* **Aim of the exercise**
Omit all pictures. Copy the rest of the material exactly.

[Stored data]

>> BEGIN

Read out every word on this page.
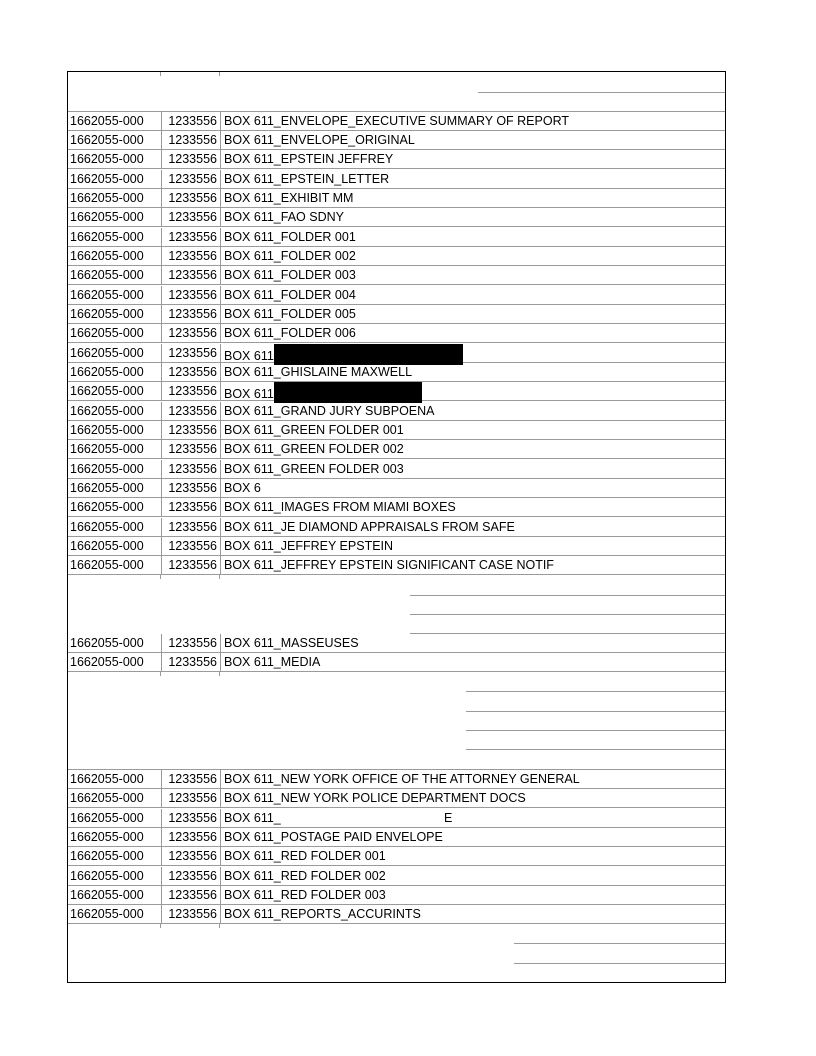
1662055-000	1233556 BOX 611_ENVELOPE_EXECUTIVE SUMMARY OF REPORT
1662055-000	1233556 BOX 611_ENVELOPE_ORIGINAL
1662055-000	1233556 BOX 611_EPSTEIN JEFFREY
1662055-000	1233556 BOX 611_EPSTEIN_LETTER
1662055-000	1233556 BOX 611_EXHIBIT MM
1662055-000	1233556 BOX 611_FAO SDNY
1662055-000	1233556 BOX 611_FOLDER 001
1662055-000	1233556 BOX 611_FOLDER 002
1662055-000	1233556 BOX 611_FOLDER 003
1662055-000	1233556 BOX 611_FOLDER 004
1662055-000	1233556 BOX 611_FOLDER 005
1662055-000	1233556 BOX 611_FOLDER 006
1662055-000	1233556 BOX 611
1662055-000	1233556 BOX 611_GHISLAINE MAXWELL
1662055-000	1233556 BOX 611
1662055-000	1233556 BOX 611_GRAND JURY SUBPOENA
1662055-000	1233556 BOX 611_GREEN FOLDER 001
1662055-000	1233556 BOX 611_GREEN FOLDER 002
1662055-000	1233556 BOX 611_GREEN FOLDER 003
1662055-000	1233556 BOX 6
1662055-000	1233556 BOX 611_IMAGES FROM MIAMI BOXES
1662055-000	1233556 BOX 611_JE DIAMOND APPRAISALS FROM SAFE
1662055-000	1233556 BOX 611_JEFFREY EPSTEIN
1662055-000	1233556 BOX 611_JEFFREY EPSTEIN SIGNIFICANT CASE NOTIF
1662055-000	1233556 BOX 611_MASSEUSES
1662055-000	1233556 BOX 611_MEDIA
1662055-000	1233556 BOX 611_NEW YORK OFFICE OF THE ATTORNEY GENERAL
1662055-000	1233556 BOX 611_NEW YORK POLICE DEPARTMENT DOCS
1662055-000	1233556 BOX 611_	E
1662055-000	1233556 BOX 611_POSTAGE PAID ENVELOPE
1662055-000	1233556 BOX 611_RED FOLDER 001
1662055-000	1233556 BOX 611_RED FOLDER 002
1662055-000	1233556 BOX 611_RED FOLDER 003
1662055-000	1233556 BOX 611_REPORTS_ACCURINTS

>> END

* **Correct response**
Read out every word on this page.
1662055-000	1233556 BOX 611_ENVELOPE_EXECUTIVE SUMMARY OF REPORT
1662055-000	1233556 BOX 611_ENVELOPE_ORIGINAL
1662055-000	1233556 BOX 611_EPSTEIN JEFFREY
1662055-000	1233556 BOX 611_EPSTEIN_LETTER
1662055-000	1233556 BOX 611_EXHIBIT MM
1662055-000	1233556 BOX 611_FAO SDNY
1662055-000	1233556 BOX 611_FOLDER 001
1662055-000	1233556 BOX 611_FOLDER 002
1662055-000	1233556 BOX 611_FOLDER 003
1662055-000	1233556 BOX 611_FOLDER 004
1662055-000	1233556 BOX 611_FOLDER 005
1662055-000	1233556 BOX 611_FOLDER 006
1662055-000	1233556 BOX 611
1662055-000	1233556 BOX 611_GHISLAINE MAXWELL
1662055-000	1233556 BOX 611
1662055-000	1233556 BOX 611_GRAND JURY SUBPOENA
1662055-000	1233556 BOX 611_GREEN FOLDER 001
1662055-000	1233556 BOX 611_GREEN FOLDER 002
1662055-000	1233556 BOX 611_GREEN FOLDER 003
1662055-000	1233556 BOX 6
1662055-000	1233556 BOX 611_IMAGES FROM MIAMI BOXES
1662055-000	1233556 BOX 611_JE DIAMOND APPRAISALS FROM SAFE
1662055-000	1233556 BOX 611_JEFFREY EPSTEIN
1662055-000	1233556 BOX 611_JEFFREY EPSTEIN SIGNIFICANT CASE NOTIF
1662055-000	1233556 BOX 611_MASSEUSES
1662055-000	1233556 BOX 611_MEDIA
1662055-000	1233556 BOX 611_NEW YORK OFFICE OF THE ATTORNEY GENERAL
1662055-000	1233556 BOX 611_NEW YORK POLICE DEPARTMENT DOCS
1662055-000	1233556 BOX 611_	E
1662055-000	1233556 BOX 611_POSTAGE PAID ENVELOPE
1662055-000	1233556 BOX 611_RED FOLDER 001
1662055-000	1233556 BOX 611_RED FOLDER 002
1662055-000	1233556 BOX 611_RED FOLDER 003
1662055-000	1233556 BOX 611_REPORTS_ACCURINTS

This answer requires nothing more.